* START *
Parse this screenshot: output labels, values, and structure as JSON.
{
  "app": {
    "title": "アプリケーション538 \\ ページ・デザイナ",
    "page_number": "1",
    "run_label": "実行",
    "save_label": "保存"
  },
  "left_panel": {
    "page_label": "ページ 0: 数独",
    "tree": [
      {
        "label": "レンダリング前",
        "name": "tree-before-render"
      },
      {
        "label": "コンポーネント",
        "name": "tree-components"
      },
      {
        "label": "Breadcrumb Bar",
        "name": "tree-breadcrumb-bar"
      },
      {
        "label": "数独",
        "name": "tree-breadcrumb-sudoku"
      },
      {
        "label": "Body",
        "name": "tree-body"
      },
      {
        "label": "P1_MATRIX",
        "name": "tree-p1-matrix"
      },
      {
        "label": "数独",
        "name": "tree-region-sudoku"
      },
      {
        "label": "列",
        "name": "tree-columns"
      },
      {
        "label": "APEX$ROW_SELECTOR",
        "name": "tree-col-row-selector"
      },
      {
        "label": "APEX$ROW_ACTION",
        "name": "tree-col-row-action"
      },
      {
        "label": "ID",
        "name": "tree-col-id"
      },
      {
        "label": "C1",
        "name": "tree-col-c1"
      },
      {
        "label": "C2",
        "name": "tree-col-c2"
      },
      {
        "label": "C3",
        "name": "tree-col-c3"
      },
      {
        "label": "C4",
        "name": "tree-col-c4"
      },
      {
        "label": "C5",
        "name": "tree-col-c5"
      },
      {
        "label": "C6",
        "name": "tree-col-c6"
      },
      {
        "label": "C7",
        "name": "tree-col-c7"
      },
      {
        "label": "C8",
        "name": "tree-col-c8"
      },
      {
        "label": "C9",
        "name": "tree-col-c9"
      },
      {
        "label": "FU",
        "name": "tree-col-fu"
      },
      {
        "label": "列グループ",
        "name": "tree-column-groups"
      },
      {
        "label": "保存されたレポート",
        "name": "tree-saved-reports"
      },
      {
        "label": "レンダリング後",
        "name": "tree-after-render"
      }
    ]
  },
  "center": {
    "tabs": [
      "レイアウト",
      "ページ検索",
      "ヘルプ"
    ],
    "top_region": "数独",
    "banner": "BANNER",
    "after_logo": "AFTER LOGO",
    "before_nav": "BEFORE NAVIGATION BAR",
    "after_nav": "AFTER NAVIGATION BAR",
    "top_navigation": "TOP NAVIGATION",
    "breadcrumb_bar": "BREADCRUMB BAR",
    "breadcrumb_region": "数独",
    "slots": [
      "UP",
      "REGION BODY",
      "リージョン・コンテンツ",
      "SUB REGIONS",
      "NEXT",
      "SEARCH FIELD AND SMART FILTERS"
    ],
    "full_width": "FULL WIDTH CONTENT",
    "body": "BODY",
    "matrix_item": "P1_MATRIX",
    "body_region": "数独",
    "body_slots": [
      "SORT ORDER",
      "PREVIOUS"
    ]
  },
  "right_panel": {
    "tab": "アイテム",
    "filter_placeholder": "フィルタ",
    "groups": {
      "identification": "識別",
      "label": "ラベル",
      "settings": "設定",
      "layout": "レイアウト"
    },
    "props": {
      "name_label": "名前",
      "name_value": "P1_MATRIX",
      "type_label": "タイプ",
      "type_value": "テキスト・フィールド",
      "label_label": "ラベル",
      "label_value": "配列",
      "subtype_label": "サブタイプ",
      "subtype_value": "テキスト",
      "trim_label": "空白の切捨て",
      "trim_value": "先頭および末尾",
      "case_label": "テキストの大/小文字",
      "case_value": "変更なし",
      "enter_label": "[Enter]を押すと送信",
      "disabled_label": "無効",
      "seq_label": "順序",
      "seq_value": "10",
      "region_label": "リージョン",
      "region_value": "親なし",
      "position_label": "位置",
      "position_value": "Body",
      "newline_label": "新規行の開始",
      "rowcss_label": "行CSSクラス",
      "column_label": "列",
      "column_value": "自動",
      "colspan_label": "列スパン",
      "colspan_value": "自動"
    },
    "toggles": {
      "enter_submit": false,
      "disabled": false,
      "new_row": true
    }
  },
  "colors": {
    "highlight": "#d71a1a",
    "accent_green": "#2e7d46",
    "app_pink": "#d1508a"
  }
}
* END *
* START *
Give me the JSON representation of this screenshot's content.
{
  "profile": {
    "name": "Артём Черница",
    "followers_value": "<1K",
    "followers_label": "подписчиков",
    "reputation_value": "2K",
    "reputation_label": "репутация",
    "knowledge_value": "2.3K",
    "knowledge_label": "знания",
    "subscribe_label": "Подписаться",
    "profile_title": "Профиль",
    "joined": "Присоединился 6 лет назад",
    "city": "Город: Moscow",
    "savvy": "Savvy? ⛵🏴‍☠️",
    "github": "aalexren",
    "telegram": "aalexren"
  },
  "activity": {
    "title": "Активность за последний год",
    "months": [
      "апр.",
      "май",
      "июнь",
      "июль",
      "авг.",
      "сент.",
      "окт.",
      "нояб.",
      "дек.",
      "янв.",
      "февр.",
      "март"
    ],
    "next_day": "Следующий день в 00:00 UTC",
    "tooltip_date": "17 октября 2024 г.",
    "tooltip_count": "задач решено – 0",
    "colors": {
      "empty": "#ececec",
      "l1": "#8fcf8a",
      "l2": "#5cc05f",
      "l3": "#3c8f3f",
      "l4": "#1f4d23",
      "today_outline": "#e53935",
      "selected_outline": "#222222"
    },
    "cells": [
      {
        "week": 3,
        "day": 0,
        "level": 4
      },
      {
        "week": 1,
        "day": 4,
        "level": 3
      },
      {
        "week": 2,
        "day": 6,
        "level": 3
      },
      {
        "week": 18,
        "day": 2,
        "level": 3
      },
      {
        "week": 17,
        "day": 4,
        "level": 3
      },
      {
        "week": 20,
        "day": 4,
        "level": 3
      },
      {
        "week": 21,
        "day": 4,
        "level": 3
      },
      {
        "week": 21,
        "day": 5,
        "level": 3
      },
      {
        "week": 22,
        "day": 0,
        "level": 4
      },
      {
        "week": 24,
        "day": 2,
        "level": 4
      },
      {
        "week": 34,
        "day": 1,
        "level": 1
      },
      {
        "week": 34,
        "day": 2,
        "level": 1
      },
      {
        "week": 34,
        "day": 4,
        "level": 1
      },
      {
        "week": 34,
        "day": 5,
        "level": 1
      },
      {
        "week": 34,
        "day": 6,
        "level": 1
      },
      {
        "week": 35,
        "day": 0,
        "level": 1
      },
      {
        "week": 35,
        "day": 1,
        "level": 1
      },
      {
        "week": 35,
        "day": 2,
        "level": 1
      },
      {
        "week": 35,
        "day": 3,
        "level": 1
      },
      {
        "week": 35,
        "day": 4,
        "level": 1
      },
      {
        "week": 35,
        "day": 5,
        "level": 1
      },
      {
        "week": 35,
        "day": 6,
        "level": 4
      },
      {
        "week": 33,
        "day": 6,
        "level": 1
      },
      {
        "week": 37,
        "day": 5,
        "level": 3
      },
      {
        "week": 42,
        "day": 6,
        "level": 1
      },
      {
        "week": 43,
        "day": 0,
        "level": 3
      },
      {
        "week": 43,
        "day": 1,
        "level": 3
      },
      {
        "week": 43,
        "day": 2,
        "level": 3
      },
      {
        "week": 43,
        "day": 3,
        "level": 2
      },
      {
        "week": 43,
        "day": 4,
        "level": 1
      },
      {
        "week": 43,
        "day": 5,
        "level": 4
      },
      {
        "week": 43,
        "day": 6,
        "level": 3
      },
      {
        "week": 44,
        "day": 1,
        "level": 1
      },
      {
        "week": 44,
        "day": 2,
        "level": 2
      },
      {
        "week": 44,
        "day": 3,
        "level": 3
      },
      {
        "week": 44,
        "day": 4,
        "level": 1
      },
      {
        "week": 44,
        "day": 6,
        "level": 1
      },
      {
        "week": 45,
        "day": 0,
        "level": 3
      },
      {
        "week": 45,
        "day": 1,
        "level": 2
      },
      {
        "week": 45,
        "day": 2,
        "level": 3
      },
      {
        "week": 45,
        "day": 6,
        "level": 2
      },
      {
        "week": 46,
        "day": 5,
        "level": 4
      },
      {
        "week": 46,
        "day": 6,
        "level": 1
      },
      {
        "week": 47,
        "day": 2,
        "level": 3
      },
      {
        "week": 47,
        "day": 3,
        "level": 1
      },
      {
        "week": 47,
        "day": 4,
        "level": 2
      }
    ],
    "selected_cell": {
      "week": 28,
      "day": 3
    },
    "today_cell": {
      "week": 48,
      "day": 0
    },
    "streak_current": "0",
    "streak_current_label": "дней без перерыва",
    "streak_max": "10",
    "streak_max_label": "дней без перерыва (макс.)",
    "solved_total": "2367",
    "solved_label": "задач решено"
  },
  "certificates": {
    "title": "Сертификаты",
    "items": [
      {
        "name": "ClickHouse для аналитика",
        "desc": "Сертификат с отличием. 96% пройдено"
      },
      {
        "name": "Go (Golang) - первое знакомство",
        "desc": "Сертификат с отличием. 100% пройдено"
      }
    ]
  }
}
* END *
* START *
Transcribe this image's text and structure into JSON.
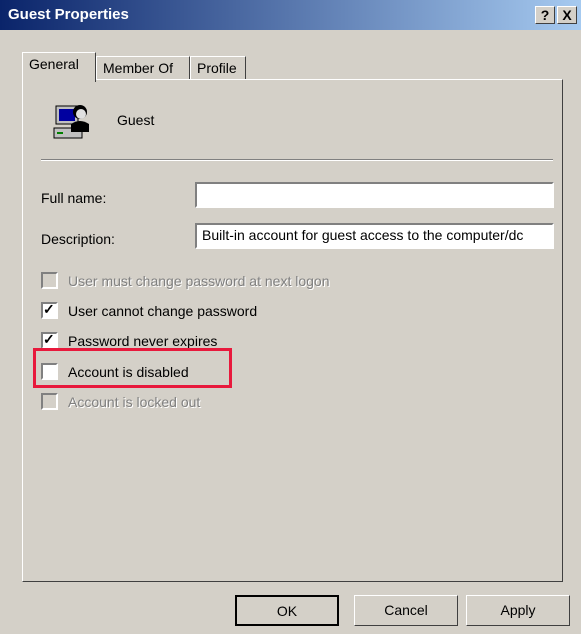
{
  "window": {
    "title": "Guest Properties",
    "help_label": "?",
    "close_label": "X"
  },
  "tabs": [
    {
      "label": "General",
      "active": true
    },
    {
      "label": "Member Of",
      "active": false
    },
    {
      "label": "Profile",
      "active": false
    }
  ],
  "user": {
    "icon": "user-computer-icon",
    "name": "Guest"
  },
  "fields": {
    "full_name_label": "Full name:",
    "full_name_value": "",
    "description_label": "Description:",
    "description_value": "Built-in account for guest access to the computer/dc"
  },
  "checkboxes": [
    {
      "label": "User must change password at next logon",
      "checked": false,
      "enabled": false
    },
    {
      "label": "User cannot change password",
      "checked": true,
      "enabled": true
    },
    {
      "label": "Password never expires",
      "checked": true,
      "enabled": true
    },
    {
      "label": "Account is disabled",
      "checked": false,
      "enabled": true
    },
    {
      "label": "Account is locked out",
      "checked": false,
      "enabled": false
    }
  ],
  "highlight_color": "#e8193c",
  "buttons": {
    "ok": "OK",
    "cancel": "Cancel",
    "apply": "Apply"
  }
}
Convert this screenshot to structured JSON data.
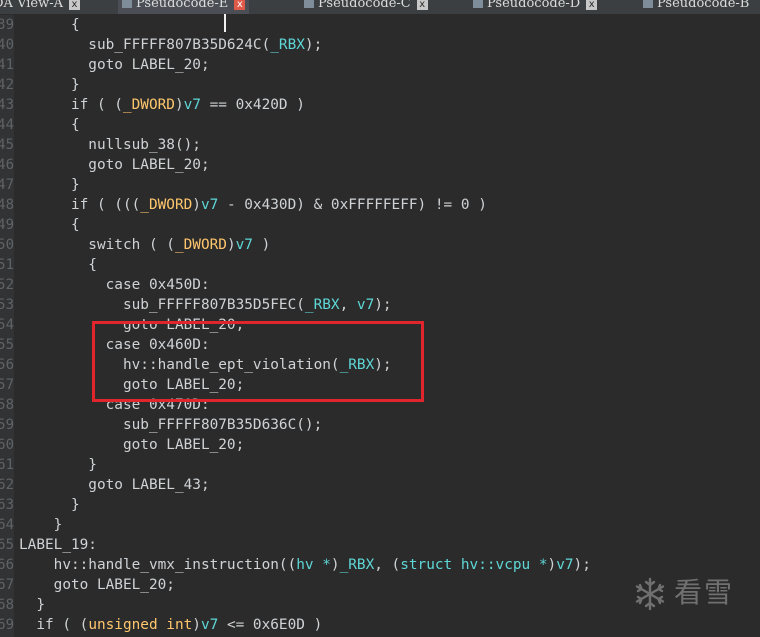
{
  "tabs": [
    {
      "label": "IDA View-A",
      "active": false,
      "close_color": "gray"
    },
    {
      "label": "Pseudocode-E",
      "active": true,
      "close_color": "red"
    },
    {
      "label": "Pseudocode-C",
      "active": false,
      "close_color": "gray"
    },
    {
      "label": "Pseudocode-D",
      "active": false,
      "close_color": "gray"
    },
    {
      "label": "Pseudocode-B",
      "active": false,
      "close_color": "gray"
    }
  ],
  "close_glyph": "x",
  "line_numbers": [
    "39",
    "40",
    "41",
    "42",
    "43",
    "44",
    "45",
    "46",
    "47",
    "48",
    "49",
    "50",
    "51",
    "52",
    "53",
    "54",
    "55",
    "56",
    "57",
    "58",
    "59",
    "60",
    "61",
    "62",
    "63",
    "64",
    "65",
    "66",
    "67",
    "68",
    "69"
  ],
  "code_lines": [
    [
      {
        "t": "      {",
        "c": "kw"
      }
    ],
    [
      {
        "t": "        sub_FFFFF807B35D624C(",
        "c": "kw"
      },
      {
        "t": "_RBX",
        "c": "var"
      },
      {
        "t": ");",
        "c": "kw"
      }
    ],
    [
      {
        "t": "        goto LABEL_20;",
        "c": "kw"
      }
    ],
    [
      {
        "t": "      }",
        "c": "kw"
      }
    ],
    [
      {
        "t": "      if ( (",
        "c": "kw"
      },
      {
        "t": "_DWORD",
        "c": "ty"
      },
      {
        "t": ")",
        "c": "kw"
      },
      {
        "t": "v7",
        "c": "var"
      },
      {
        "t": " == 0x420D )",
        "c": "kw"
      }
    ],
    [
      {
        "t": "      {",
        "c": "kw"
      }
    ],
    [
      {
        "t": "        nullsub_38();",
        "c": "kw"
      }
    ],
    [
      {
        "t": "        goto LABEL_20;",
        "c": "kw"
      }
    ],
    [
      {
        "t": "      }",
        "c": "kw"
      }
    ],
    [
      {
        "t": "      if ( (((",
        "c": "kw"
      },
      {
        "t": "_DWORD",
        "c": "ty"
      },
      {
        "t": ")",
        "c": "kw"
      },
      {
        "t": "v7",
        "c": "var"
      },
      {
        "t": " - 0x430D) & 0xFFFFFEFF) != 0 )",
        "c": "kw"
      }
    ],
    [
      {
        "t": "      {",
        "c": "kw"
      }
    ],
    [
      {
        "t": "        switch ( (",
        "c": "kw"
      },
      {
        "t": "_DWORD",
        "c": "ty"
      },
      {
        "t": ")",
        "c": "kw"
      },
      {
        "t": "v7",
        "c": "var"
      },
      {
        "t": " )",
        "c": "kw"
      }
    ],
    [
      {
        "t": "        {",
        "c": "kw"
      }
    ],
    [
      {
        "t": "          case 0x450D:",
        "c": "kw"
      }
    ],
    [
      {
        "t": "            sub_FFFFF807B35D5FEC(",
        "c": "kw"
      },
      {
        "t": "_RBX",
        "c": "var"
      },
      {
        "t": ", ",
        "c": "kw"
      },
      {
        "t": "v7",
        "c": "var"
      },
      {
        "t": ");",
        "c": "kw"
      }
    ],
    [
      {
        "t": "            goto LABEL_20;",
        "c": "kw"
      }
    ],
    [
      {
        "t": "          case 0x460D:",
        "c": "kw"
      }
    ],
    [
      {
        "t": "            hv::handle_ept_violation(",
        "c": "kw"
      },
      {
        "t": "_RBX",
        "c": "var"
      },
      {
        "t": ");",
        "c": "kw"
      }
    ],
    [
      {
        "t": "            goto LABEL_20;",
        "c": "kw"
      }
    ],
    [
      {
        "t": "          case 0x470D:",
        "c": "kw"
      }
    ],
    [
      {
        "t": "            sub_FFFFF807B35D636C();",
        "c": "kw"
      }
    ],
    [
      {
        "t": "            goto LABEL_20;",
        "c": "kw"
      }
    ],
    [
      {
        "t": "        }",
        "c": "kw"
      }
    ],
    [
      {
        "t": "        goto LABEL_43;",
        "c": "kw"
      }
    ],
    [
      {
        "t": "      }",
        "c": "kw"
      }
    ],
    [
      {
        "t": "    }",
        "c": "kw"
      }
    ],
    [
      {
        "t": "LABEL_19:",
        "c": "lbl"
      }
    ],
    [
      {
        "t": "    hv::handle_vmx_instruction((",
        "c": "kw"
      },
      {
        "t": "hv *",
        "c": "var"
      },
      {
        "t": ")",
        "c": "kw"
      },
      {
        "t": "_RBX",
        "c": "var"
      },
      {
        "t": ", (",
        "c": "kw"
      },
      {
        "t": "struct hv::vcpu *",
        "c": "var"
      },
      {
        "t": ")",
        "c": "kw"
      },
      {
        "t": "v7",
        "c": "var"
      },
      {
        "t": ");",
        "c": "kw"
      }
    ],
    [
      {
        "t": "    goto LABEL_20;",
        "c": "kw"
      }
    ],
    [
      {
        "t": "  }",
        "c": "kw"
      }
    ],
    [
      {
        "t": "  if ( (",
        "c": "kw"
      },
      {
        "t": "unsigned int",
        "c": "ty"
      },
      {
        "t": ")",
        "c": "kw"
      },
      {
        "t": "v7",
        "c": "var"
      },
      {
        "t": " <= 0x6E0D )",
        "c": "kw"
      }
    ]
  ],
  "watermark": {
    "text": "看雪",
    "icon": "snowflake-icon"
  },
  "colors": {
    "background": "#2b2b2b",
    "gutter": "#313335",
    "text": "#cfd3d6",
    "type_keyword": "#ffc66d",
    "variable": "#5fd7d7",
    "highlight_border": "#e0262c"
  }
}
* END *
■ Work required
Go through the preceding material and copy each line that has the word "aalexren".

■ Written solution
    "github": "aalexren",
    "telegram": "aalexren"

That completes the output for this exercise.